▸ **Your task**: Provide an exact transcription of all the records.

Dataset entries
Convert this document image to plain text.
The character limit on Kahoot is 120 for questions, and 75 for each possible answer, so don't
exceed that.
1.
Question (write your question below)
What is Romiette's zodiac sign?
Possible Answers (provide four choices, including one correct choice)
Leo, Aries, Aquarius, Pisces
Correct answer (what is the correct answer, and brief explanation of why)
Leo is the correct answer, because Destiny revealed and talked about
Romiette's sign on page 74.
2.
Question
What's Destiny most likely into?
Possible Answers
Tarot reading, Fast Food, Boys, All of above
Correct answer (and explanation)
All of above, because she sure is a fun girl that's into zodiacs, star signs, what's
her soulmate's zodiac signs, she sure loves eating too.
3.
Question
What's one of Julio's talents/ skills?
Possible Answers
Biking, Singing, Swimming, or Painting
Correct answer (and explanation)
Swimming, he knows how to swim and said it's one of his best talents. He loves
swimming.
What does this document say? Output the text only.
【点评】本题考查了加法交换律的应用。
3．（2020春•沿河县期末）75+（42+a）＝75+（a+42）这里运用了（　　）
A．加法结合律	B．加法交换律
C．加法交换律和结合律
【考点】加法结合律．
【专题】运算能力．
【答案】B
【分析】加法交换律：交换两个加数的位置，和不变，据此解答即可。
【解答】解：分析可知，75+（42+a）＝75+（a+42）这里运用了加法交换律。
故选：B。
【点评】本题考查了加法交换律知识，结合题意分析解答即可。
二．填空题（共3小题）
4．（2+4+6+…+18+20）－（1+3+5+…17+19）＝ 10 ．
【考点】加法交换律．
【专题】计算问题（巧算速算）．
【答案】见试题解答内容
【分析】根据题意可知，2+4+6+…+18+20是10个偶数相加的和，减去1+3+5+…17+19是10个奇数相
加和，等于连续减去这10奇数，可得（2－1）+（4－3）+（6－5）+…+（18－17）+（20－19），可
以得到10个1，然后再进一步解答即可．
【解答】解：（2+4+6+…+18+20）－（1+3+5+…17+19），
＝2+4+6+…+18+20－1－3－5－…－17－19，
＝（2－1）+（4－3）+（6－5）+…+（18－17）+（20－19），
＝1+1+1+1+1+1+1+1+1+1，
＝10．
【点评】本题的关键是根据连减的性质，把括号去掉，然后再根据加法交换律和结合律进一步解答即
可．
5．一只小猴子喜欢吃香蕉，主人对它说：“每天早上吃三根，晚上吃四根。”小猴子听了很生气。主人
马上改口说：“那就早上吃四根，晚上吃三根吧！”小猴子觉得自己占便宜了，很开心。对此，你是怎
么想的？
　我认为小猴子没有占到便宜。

▸ **Problem solution**:
Convert this document image to plain text.
The character limit on Kahoot is 120 for questions, and 75 for each possible answer, so don't
exceed that.
1.
Question (write your question below)
What is Romiette's zodiac sign?
Possible Answers (provide four choices, including one correct choice)
Leo, Aries, Aquarius, Pisces
Correct answer (what is the correct answer, and brief explanation of why)
Leo is the correct answer, because Destiny revealed and talked about
Romiette's sign on page 74.
2.
Question
What's Destiny most likely into?
Possible Answers
Tarot reading, Fast Food, Boys, All of above
Correct answer (and explanation)
All of above, because she sure is a fun girl that's into zodiacs, star signs, what's
her soulmate's zodiac signs, she sure loves eating too.
3.
Question
What's one of Julio's talents/ skills?
Possible Answers
Biking, Singing, Swimming, or Painting
Correct answer (and explanation)
Swimming, he knows how to swim and said it's one of his best talents. He loves
swimming.
What does this document say? Output the text only.
【点评】本题考查了加法交换律的应用。
3．（2020春•沿河县期末）75+（42+a）＝75+（a+42）这里运用了（　　）
A．加法结合律	B．加法交换律
C．加法交换律和结合律
【考点】加法结合律．
【专题】运算能力．
【答案】B
【分析】加法交换律：交换两个加数的位置，和不变，据此解答即可。
【解答】解：分析可知，75+（42+a）＝75+（a+42）这里运用了加法交换律。
故选：B。
【点评】本题考查了加法交换律知识，结合题意分析解答即可。
二．填空题（共3小题）
4．（2+4+6+…+18+20）－（1+3+5+…17+19）＝ 10 ．
【考点】加法交换律．
【专题】计算问题（巧算速算）．
【答案】见试题解答内容
【分析】根据题意可知，2+4+6+…+18+20是10个偶数相加的和，减去1+3+5+…17+19是10个奇数相
加和，等于连续减去这10奇数，可得（2－1）+（4－3）+（6－5）+…+（18－17）+（20－19），可
以得到10个1，然后再进一步解答即可．
【解答】解：（2+4+6+…+18+20）－（1+3+5+…17+19），
＝2+4+6+…+18+20－1－3－5－…－17－19，
＝（2－1）+（4－3）+（6－5）+…+（18－17）+（20－19），
＝1+1+1+1+1+1+1+1+1+1，
＝10．
【点评】本题的关键是根据连减的性质，把括号去掉，然后再根据加法交换律和结合律进一步解答即
可．
5．一只小猴子喜欢吃香蕉，主人对它说：“每天早上吃三根，晚上吃四根。”小猴子听了很生气。主人
马上改口说：“那就早上吃四根，晚上吃三根吧！”小猴子觉得自己占便宜了，很开心。对此，你是怎
么想的？
　我认为小猴子没有占到便宜。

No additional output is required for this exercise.